▶ [REQUIRED WORK] Retype the passage of the set design interview between "How do they" and "the design process?", inclusive, keeping every word and punctuation mark unchanged.
PAGE EXTRACT start
How did you get started in set design?

I’ve been doing it all my life. I was the kid in kindergarten who made the costumes colored with Crayola crayons and painted backgrounds on Kraft brown paper. And sang. And was Edward the Ugly Prince on the radio. I was always designing or performing.

How do you find people to hire you?

I’ve never really gone out much looking for a job. I just work with directors who are also starting out and they took me along.

How do they find you? First of all, I was a founding member of the Negro Ensemble Company.  I did all those early plays that were done in the 1960s. I worked in summer theatre. I worked at Metropolitan Opera while still going to art school…a compendium of things. Most of the directors I’ve worked with are dead or gone to Hollywood.

What’s involved in the design process?

In this particular case, working with Phylicia Rash­?d, whom I’ve known for a long time, I was working with a friend. I worked with her before as an actress. Phylicia comes to this project with a deep knowledge. She appeared in it and directed it before. [Rash­?d won the Tony Award for Best Performance by a Leading Actress in a Play for her role in the revival of A Raisin in the Sun and won the 2009 NAACP Image Award for Outstanding Actress in a Television Movie, Mini-Series or Dramatic Special for the 2008 television adaptation.] I designed it once before for the stage and for PBS with Ruby Dee and Al Freeman, Jr. To Be Young, Gifted and Black had a scene from this. Phylicia has a very strong vision for this play. My job is to support her vision of the play.

Where do you start?

It’s different and specific for each play. For A Raisin in the Sun I started with the Langston Hughes poem. I don’t want to sound esoteric. There are things in the poem that I can express visually. The setting is naturalistic. The title comes from a Langston Hughes poem. It takes it out of strict naturalism. Having said that, one doesn’t want to be heavy handed with it and hit them over the head. The Lena character is trying to get this house. She’s hoping it has outdoor space. I have an image of a garden that isn’t quite there…a floral wallpaper motif…faded, as if it’s appearing or disappearing. Further on in the poem, Langston Hughes talks about the dream deferred -- Maybe it just sags like a heavy load. That tells me …when looking for furniture, for example. I can decide what type of sofa feels right. The color -- is it heavy or light? Sometimes it’s more about what it shouldn’t be than what it should be. I shop it as if I’m the character. If I’m going out with the prop master, [I think] is this something the person would buy? Having said that, this is in my mind and I know when it feels right and when it doesn’t. I have to couple that with what the director wants. The director has the final say, [and] I need to support that.

I also listen. I like the director to talk to me the way she talks to the actors. She gets them to be clear about their backstory, where they’re coming from. I listen to that same kind of conversation, and I try to work from that. From that I get what’s important to actors, in particularly props and furniture. I did the set for Absurd Person Singular, with Geraldine Page. The play ran for over a year. I got a call from the house property man that the rug had worn out. I got a note from Geraldine Page. The property man replaced it with another rug-- not the same. She had a sense memory of that particular rug. Seeing the new rug without being told unsettled her.
PAGE EXTRACT end
DATA RECORDS start
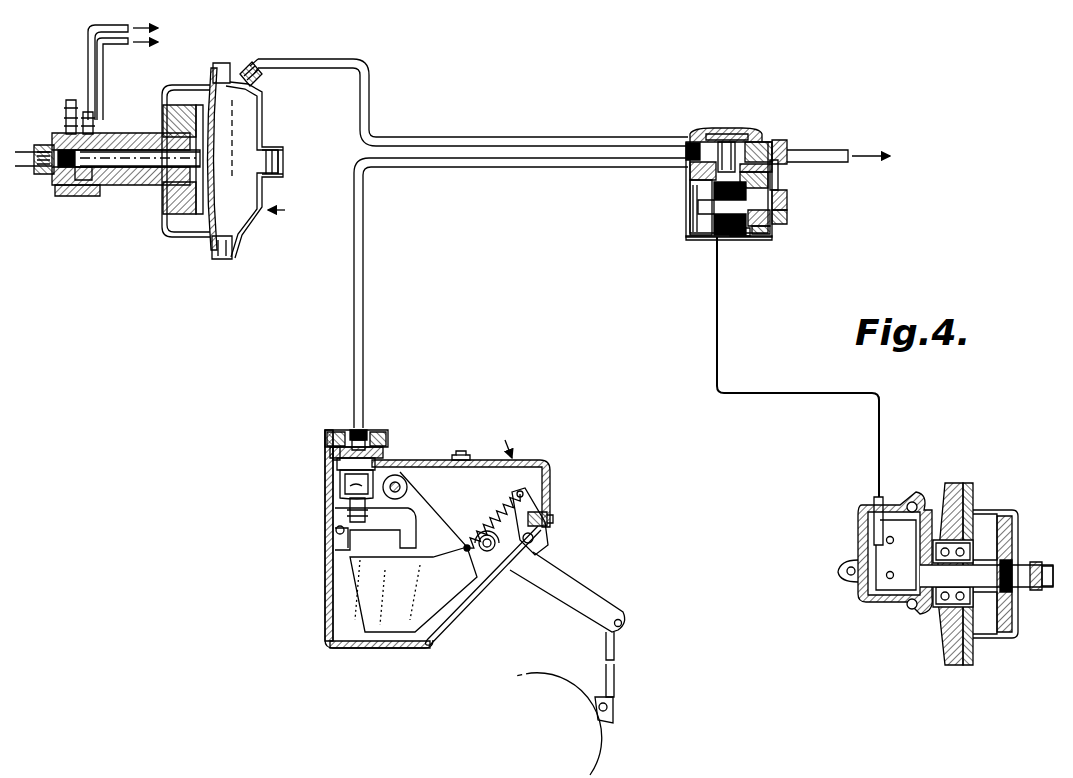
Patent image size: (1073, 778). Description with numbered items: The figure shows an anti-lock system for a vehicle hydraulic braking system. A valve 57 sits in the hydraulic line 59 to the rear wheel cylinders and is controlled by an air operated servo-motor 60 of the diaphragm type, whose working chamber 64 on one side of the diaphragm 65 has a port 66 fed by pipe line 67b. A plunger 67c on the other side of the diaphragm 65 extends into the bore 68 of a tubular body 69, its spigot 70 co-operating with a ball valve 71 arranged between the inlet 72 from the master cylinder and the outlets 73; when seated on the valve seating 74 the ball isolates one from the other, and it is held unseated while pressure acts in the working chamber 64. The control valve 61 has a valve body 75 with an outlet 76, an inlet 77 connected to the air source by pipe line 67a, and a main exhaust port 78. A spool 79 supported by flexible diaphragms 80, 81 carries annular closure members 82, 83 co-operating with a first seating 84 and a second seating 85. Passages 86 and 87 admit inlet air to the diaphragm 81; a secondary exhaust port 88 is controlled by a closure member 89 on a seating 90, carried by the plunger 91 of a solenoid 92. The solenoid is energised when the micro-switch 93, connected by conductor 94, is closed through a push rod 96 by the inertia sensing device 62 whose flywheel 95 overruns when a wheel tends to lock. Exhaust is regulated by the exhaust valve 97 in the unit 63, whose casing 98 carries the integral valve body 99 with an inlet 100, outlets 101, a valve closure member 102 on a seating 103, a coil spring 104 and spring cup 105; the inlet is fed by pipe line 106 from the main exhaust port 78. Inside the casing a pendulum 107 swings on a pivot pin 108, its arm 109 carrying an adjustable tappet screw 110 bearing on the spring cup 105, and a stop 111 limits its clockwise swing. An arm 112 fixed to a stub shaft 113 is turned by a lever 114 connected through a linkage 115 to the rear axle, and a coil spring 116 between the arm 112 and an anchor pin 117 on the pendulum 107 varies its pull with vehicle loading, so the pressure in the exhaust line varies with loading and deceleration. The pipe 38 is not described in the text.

The outlet pipe 38 is at (90, 32).
The hydraulic line 59 is at (110, 42).
The valve 57 is at (36, 176).
The servo-motor 60 is at (235, 161).
The control valve 61 is at (758, 240).
The inertia sensing device 62 is at (990, 508).
The unit 63 is at (437, 537).
The working chamber 64 is at (248, 118).
The diaphragm 65 is at (209, 106).
The port 66 is at (245, 70).
The pipe line 67a is at (850, 139).
The pipe line 67b is at (455, 132).
The plunger 67c is at (128, 168).
The bore 68 is at (84, 182).
The tubular body 69 is at (132, 134).
The spigot 70 is at (70, 168).
The ball valve 71 is at (68, 134).
The inlet 72 is at (40, 143).
The outlets 73 is at (96, 124).
The valve seating 74 is at (60, 188).
The valve body 75 is at (688, 192).
The outlet 76 is at (686, 143).
The inlet 77 is at (786, 147).
The main exhaust port 78 is at (690, 172).
The spool 79 is at (760, 134).
The flexible diaphragm 80 is at (724, 126).
The flexible diaphragm 81 is at (770, 180).
The annular closure member 82 is at (731, 133).
The annular closure member 83 is at (778, 174).
The first seating 84 is at (694, 130).
The second seating 85 is at (774, 166).
The passage 86 is at (789, 196).
The passage 87 is at (762, 235).
The secondary exhaust port 88 is at (745, 238).
The closure member 89 is at (770, 226).
The seating 90 is at (788, 212).
The plunger 91 is at (690, 210).
The solenoid 92 is at (692, 238).
The micro-switch 93 is at (882, 548).
The conductor 94 is at (780, 393).
The flywheel 95 is at (1002, 520).
The push rod 96 is at (893, 594).
The exhaust valve 97 is at (322, 446).
The casing 98 is at (532, 462).
The valve body 99 is at (338, 468).
The inlet 100 is at (363, 428).
The outlets 101 is at (338, 430).
The valve closure member 102 is at (334, 460).
The seating 103 is at (375, 436).
The coil spring 104 is at (345, 480).
The spring cup 105 is at (352, 492).
The pipe line 106 is at (353, 281).
The pendulum 107 is at (348, 598).
The pivot pin 108 is at (398, 483).
The arm 109 is at (354, 508).
The adjustable tappet screw 110 is at (355, 522).
The stop 111 is at (352, 540).
The arm 112 is at (546, 534).
The stub shaft 113 is at (540, 562).
The lever 114 is at (590, 600).
The linkage 115 is at (616, 668).
The coil spring 116 is at (540, 478).
The anchor pin 117 is at (487, 594).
DATA RECORDS end
▶ [RESULT OF THIS EXERCISE]
How do they find you? First of all, I was a founding member of the Negro Ensemble Company.  I did all those early plays that were done in the 1960s. I worked in summer theatre. I worked at Metropolitan Opera while still going to art school…a compendium of things. Most of the directors I’ve worked with are dead or gone to Hollywood.

What’s involved in the design process?